═════ Provided material
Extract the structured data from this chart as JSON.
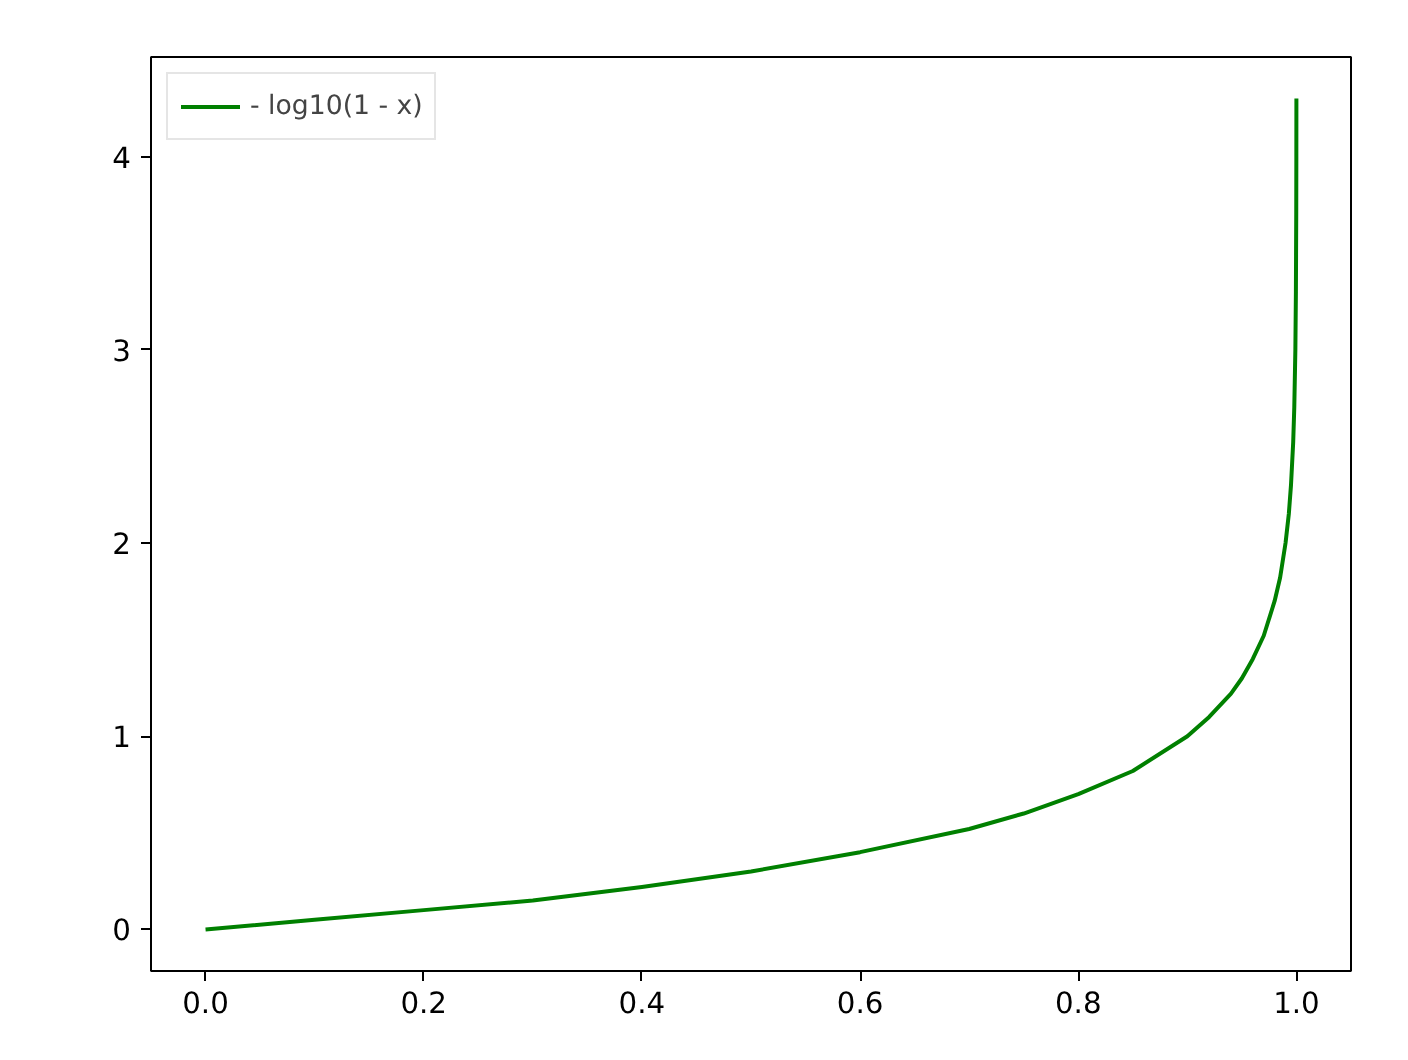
{
  "chart_data": {
    "type": "line",
    "x": [
      0,
      0.1,
      0.2,
      0.3,
      0.4,
      0.5,
      0.6,
      0.7,
      0.75,
      0.8,
      0.85,
      0.9,
      0.92,
      0.94,
      0.95,
      0.96,
      0.97,
      0.98,
      0.985,
      0.99,
      0.993,
      0.995,
      0.997,
      0.998,
      0.999,
      0.9995,
      0.9998,
      0.9999,
      0.99995
    ],
    "series": [
      {
        "name": "- log10(1 - x)",
        "color": "#008000",
        "values": [
          0,
          0.05,
          0.1,
          0.15,
          0.22,
          0.3,
          0.4,
          0.52,
          0.6,
          0.7,
          0.82,
          1.0,
          1.1,
          1.22,
          1.3,
          1.4,
          1.52,
          1.7,
          1.82,
          2.0,
          2.15,
          2.3,
          2.52,
          2.7,
          3.0,
          3.3,
          3.7,
          4.0,
          4.3
        ]
      }
    ],
    "xlim": [
      -0.05,
      1.05
    ],
    "ylim": [
      -0.215,
      4.515
    ],
    "xticks": [
      {
        "value": 0,
        "label": "0.0"
      },
      {
        "value": 0.2,
        "label": "0.2"
      },
      {
        "value": 0.4,
        "label": "0.4"
      },
      {
        "value": 0.6,
        "label": "0.6"
      },
      {
        "value": 0.8,
        "label": "0.8"
      },
      {
        "value": 1,
        "label": "1.0"
      }
    ],
    "yticks": [
      0,
      1,
      2,
      3,
      4
    ],
    "legend": "top left",
    "grid": false,
    "line_style": "solid"
  }
}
══════════
* _Aim_
With the pictures left out, transcribe the material exactly.

* _Reply_
Extract the structured data from this chart as JSON.
{
  "chart_data": {
    "type": "line",
    "x": [
      0,
      0.1,
      0.2,
      0.3,
      0.4,
      0.5,
      0.6,
      0.7,
      0.75,
      0.8,
      0.85,
      0.9,
      0.92,
      0.94,
      0.95,
      0.96,
      0.97,
      0.98,
      0.985,
      0.99,
      0.993,
      0.995,
      0.997,
      0.998,
      0.999,
      0.9995,
      0.9998,
      0.9999,
      0.99995
    ],
    "series": [
      {
        "name": "- log10(1 - x)",
        "color": "#008000",
        "values": [
          0,
          0.05,
          0.1,
          0.15,
          0.22,
          0.3,
          0.4,
          0.52,
          0.6,
          0.7,
          0.82,
          1.0,
          1.1,
          1.22,
          1.3,
          1.4,
          1.52,
          1.7,
          1.82,
          2.0,
          2.15,
          2.3,
          2.52,
          2.7,
          3.0,
          3.3,
          3.7,
          4.0,
          4.3
        ]
      }
    ],
    "xlim": [
      -0.05,
      1.05
    ],
    "ylim": [
      -0.215,
      4.515
    ],
    "xticks": [
      {
        "value": 0,
        "label": "0.0"
      },
      {
        "value": 0.2,
        "label": "0.2"
      },
      {
        "value": 0.4,
        "label": "0.4"
      },
      {
        "value": 0.6,
        "label": "0.6"
      },
      {
        "value": 0.8,
        "label": "0.8"
      },
      {
        "value": 1,
        "label": "1.0"
      }
    ],
    "yticks": [
      0,
      1,
      2,
      3,
      4
    ],
    "legend": "top left",
    "grid": false,
    "line_style": "solid"
  }
}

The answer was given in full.